WHAT YOU SHOULD DO >>
Find and copy each line of the records where the string "Grants" shows up.

Data records >>
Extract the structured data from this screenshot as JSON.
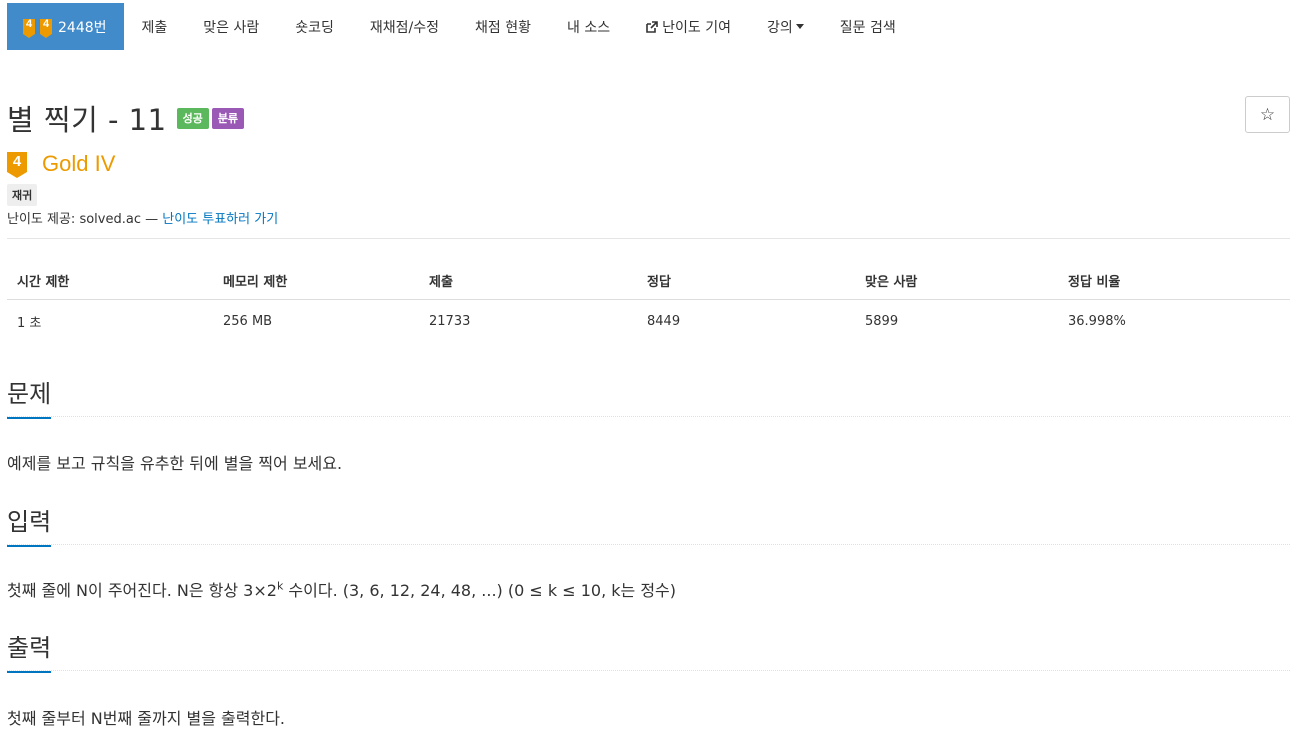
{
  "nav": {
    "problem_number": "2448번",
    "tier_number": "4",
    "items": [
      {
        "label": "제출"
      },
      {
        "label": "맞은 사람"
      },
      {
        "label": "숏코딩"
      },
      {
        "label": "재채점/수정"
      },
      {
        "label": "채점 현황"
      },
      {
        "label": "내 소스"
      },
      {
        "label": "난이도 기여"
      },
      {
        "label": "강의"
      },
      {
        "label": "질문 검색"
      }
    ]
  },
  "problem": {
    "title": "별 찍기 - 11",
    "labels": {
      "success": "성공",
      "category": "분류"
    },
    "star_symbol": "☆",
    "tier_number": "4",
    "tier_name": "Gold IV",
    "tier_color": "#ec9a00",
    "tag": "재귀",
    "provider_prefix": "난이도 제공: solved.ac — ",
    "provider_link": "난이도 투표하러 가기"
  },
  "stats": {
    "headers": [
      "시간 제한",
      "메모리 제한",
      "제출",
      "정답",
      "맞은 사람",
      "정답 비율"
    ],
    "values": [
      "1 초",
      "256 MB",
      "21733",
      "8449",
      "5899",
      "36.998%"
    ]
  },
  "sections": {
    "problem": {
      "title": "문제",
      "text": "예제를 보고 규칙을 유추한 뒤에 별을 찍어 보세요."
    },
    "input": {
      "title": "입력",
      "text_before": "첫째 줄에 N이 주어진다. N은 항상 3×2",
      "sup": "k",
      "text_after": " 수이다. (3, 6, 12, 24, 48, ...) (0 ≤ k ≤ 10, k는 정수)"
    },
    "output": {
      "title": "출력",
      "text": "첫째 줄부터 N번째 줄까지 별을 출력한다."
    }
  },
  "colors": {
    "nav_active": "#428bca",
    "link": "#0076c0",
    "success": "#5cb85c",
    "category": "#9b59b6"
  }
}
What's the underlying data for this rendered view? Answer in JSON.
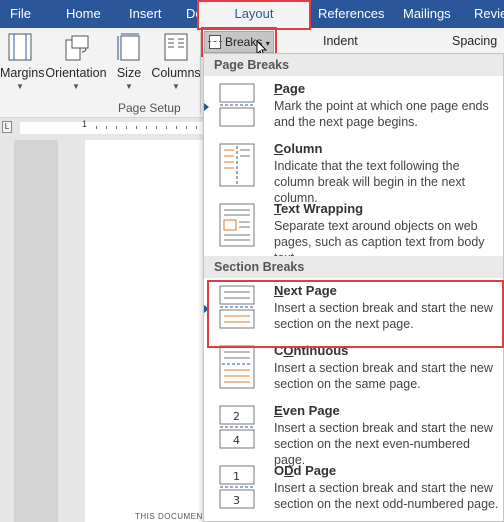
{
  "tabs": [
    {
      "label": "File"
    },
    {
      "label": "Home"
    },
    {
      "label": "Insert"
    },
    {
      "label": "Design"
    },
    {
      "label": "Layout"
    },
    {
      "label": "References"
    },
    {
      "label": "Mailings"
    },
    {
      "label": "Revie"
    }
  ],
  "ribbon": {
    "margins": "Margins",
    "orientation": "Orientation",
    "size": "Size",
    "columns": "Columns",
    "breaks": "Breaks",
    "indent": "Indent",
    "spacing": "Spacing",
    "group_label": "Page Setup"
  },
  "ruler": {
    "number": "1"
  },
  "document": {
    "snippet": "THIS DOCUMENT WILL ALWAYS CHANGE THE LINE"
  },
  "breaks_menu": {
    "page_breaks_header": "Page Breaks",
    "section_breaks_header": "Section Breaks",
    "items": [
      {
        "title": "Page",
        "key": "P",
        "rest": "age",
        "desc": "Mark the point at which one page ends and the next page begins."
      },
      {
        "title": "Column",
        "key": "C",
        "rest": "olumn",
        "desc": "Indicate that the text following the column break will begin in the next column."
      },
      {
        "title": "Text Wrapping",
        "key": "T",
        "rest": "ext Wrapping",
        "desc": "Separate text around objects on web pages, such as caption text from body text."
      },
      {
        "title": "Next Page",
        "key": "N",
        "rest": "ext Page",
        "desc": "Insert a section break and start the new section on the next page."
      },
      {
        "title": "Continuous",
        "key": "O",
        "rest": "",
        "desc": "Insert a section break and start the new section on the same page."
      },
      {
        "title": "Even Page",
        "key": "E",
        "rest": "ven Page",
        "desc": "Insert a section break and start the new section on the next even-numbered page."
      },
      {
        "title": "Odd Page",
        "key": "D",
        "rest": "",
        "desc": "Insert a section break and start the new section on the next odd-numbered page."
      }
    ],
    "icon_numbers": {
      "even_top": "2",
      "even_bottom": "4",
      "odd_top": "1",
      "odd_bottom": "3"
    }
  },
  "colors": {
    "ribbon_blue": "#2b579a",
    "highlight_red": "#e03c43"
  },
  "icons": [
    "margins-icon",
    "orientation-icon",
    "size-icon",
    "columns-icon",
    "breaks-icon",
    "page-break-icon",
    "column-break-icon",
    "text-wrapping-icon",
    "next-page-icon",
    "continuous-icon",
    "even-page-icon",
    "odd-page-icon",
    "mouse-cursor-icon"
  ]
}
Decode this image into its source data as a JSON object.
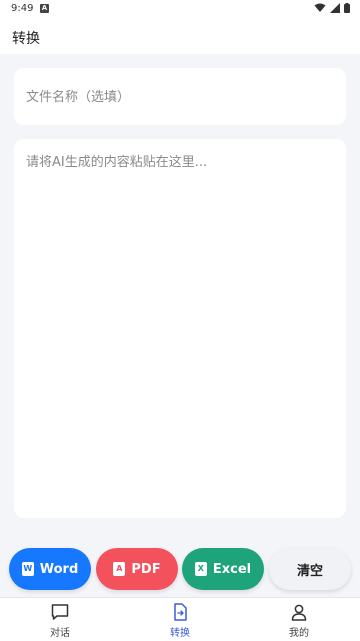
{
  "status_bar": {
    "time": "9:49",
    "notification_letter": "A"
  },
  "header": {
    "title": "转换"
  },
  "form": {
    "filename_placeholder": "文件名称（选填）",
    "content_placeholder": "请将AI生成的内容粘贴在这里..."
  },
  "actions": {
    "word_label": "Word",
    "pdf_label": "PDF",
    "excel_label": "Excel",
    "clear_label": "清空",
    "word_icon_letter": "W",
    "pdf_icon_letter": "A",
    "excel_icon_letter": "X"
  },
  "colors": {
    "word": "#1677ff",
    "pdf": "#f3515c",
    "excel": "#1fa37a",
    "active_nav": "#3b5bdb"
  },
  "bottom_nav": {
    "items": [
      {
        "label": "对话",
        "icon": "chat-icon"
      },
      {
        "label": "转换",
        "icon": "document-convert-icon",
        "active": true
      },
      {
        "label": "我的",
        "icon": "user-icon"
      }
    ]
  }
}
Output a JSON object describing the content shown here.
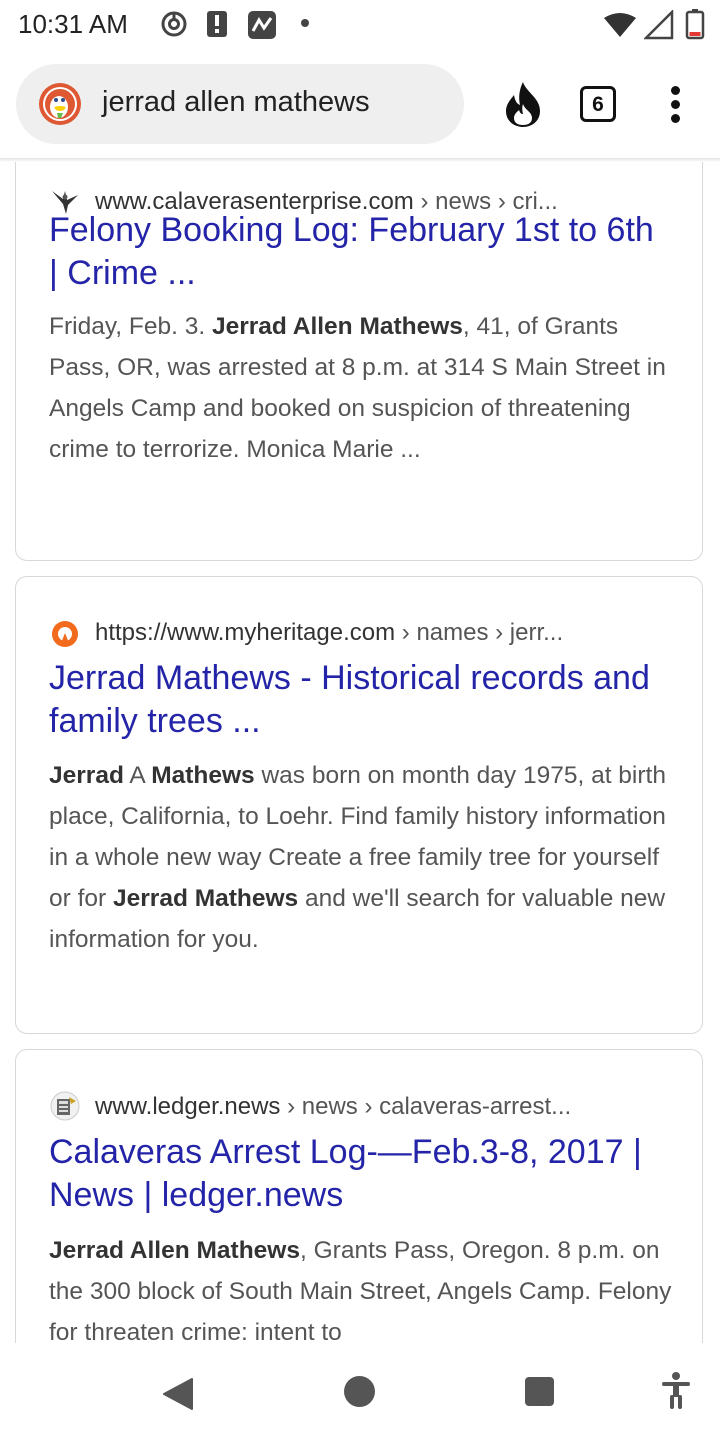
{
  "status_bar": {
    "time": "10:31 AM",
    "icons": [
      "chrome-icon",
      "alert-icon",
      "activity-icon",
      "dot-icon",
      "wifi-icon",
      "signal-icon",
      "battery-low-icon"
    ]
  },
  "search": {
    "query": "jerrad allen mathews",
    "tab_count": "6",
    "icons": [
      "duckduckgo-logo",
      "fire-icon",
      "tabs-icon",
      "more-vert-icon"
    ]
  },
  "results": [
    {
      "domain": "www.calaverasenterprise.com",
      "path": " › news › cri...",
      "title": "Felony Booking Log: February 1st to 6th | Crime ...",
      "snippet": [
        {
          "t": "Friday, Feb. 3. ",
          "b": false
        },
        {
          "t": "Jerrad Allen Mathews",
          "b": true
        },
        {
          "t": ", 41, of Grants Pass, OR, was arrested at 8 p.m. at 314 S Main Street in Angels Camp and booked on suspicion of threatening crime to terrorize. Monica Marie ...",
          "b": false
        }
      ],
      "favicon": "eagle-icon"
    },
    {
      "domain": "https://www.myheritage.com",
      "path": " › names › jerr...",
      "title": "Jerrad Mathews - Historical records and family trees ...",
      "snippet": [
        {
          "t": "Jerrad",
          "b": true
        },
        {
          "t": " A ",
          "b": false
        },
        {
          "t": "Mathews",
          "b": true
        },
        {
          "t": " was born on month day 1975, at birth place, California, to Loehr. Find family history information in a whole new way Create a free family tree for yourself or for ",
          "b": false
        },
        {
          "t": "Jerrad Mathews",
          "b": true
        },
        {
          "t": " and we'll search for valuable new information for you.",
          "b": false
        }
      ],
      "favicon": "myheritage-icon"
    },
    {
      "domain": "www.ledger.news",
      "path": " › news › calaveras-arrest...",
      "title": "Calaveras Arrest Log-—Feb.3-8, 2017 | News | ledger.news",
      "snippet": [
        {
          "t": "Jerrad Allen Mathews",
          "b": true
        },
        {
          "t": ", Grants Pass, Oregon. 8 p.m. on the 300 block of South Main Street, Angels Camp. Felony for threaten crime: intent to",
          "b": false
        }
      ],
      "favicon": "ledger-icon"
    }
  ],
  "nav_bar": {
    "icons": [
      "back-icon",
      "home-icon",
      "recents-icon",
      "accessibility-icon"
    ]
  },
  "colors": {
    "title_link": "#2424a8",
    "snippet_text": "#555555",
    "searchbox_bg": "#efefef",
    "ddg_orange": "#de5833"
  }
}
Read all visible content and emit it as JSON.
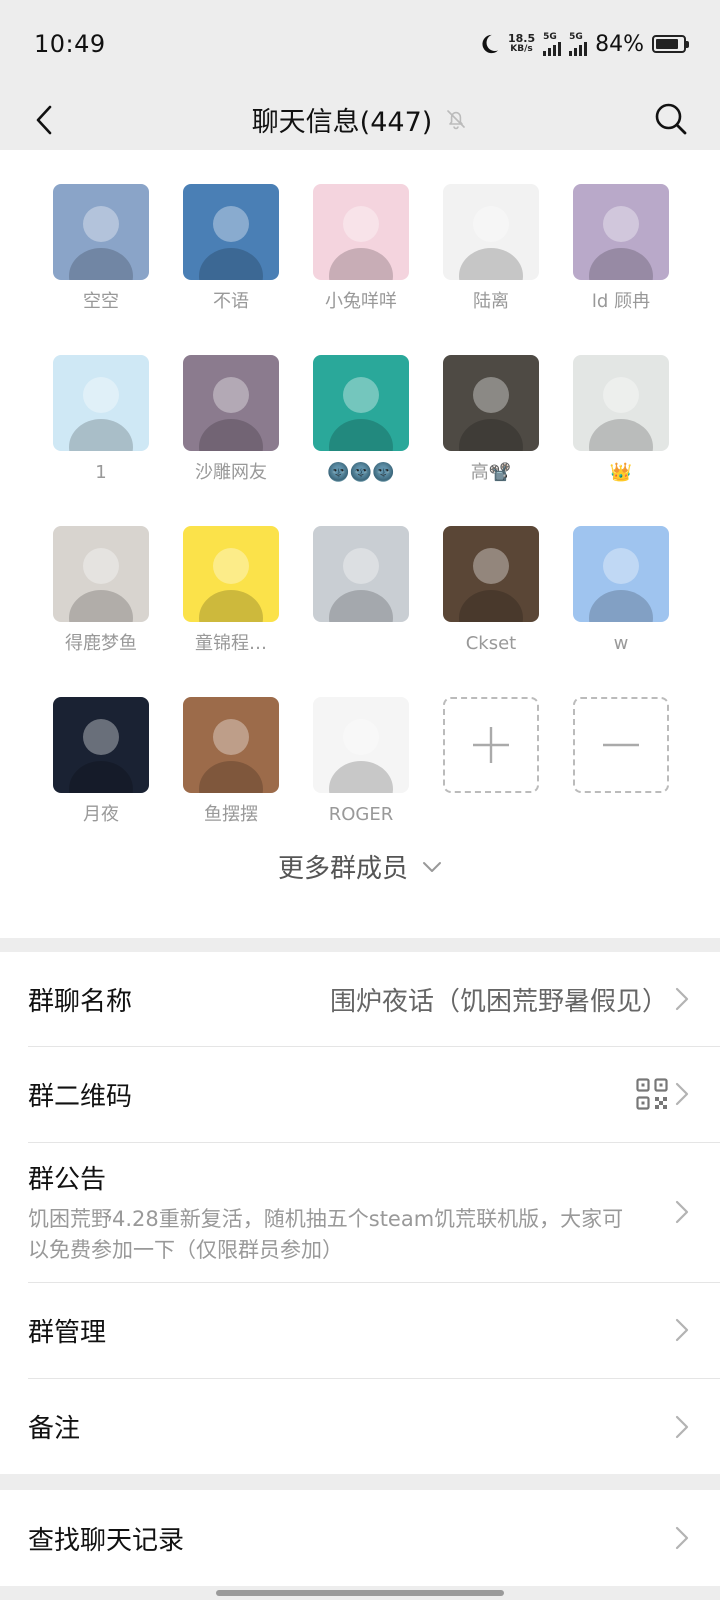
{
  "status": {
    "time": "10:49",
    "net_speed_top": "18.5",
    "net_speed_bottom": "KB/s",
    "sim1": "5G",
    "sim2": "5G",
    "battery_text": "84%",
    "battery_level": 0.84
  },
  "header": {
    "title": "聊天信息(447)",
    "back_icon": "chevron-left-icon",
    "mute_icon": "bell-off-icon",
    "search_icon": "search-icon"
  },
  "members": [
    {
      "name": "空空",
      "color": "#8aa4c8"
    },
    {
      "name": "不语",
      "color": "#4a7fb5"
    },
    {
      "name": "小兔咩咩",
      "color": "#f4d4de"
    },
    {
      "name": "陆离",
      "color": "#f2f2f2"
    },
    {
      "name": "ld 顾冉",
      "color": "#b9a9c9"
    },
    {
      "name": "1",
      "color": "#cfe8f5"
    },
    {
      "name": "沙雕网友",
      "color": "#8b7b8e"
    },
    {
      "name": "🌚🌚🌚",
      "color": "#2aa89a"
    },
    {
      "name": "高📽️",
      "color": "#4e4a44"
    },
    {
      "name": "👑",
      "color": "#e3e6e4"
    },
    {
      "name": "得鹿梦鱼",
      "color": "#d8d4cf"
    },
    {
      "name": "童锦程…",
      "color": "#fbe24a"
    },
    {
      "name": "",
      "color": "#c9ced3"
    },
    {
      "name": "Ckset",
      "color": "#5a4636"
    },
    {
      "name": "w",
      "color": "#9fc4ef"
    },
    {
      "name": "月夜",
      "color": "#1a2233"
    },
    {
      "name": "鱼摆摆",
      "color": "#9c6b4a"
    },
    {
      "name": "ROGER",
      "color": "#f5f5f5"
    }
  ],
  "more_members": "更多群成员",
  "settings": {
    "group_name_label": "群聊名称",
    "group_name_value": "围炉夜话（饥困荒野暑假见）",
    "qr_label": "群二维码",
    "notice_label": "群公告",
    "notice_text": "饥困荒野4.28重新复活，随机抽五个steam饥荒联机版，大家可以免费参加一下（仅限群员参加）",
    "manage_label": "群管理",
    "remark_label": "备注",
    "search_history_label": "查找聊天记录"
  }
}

SOLUTION BELOW >>
          "t": ", 41, of Grants Pass, OR, was arrested at 8 p.m. at 314 S Main Street in Angels Camp and booked on suspicion of threatening crime to terrorize. Monica Marie ...",
          "t": ", Grants Pass, Oregon. 8 p.m. on the 300 block of South Main Street, Angels Camp. Felony for threaten crime: intent to",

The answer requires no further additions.